[Start of Records provided]

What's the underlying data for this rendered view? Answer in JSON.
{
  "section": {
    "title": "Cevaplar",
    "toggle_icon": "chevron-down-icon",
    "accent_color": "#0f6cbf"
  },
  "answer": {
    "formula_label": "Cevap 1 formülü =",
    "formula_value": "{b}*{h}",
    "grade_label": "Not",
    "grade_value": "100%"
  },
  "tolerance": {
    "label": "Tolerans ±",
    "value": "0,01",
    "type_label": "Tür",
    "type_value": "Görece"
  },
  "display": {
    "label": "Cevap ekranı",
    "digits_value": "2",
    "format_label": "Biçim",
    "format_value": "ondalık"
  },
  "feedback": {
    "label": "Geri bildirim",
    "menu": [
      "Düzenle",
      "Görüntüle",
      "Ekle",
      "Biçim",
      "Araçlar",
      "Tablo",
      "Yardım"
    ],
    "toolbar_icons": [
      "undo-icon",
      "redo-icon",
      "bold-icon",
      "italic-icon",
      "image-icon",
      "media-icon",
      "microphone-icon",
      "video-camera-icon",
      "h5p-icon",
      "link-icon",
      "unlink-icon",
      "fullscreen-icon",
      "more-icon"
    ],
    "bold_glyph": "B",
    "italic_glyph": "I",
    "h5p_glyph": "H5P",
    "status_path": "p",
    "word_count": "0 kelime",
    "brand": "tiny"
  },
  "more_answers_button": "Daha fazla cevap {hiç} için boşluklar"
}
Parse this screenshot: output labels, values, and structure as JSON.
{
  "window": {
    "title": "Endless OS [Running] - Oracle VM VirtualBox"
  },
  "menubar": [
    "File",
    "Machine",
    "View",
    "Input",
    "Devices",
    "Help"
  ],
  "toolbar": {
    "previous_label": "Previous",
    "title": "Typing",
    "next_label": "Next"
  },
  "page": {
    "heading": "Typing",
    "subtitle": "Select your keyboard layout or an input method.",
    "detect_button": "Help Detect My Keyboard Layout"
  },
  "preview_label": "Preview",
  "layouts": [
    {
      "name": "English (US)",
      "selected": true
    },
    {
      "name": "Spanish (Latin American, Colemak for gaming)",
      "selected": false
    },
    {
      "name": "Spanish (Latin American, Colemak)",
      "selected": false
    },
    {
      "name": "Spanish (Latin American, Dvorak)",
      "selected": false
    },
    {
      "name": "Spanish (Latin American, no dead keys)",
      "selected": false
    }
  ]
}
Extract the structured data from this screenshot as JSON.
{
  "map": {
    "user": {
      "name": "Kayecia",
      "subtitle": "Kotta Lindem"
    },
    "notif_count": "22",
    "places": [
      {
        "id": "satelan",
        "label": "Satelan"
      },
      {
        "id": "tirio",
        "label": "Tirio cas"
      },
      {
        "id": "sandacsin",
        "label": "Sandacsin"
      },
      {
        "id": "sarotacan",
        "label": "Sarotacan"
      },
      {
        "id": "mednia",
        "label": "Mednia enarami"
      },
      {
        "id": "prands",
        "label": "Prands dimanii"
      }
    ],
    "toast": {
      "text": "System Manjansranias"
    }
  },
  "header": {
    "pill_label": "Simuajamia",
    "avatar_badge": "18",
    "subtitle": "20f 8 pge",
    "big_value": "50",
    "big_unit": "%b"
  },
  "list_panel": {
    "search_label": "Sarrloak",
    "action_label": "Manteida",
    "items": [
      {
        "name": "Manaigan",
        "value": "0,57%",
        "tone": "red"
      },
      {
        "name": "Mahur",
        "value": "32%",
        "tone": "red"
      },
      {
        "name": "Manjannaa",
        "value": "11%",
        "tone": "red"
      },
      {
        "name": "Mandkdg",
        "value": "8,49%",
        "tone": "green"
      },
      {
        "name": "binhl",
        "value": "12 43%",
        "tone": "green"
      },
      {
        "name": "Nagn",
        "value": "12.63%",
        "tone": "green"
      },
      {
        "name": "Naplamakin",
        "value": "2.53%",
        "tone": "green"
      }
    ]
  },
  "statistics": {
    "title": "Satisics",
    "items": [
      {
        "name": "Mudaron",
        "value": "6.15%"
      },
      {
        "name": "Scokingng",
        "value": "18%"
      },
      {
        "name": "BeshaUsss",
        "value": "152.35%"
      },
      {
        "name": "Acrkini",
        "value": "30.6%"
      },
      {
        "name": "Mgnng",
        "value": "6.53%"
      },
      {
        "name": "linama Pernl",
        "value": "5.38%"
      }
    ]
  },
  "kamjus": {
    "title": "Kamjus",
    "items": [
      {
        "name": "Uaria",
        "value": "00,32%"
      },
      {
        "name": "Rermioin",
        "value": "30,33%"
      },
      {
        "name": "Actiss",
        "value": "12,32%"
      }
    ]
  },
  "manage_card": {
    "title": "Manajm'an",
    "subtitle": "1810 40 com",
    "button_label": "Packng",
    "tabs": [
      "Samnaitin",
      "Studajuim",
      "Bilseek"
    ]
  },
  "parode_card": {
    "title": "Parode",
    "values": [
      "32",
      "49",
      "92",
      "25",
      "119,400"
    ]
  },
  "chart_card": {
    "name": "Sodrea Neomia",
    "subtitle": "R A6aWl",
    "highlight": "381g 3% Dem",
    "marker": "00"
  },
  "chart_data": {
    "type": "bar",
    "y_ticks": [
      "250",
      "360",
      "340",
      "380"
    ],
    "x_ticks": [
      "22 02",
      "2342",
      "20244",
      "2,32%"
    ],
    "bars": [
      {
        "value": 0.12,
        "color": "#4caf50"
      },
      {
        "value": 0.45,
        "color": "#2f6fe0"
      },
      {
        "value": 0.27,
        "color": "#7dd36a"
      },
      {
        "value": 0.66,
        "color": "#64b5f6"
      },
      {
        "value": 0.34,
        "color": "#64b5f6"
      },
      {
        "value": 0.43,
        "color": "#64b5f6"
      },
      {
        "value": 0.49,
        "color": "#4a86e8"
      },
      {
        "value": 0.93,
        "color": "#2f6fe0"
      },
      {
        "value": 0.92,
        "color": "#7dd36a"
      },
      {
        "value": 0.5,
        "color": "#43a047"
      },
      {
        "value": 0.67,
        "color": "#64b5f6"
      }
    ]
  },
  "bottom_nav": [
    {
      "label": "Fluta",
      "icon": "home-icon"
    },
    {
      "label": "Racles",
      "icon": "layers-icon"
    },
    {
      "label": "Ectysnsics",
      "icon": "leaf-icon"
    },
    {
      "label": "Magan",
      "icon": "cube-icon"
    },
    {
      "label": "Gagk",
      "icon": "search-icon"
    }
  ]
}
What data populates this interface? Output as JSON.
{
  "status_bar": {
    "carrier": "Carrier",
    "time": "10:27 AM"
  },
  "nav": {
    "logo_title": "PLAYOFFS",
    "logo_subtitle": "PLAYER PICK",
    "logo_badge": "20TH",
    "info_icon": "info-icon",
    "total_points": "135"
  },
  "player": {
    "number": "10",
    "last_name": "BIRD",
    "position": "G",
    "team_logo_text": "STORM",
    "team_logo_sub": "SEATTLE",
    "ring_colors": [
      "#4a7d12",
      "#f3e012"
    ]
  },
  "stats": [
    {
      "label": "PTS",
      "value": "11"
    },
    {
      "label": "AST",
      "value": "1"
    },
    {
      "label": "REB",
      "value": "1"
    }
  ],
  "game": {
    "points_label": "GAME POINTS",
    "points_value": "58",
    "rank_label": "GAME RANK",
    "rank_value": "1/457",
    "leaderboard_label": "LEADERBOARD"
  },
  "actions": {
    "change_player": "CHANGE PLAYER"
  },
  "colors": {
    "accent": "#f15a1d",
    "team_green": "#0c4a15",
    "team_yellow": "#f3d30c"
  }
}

[End of Records provided]

__Work instructions__:
The line containing "What data populates" marks the start; retype it and each line after it through the end of the records above, exactly.

__The completed task__:
What data populates this interface? Output as JSON.
{
  "status_bar": {
    "carrier": "Carrier",
    "time": "10:27 AM"
  },
  "nav": {
    "logo_title": "PLAYOFFS",
    "logo_subtitle": "PLAYER PICK",
    "logo_badge": "20TH",
    "info_icon": "info-icon",
    "total_points": "135"
  },
  "player": {
    "number": "10",
    "last_name": "BIRD",
    "position": "G",
    "team_logo_text": "STORM",
    "team_logo_sub": "SEATTLE",
    "ring_colors": [
      "#4a7d12",
      "#f3e012"
    ]
  },
  "stats": [
    {
      "label": "PTS",
      "value": "11"
    },
    {
      "label": "AST",
      "value": "1"
    },
    {
      "label": "REB",
      "value": "1"
    }
  ],
  "game": {
    "points_label": "GAME POINTS",
    "points_value": "58",
    "rank_label": "GAME RANK",
    "rank_value": "1/457",
    "leaderboard_label": "LEADERBOARD"
  },
  "actions": {
    "change_player": "CHANGE PLAYER"
  },
  "colors": {
    "accent": "#f15a1d",
    "team_green": "#0c4a15",
    "team_yellow": "#f3d30c"
  }
}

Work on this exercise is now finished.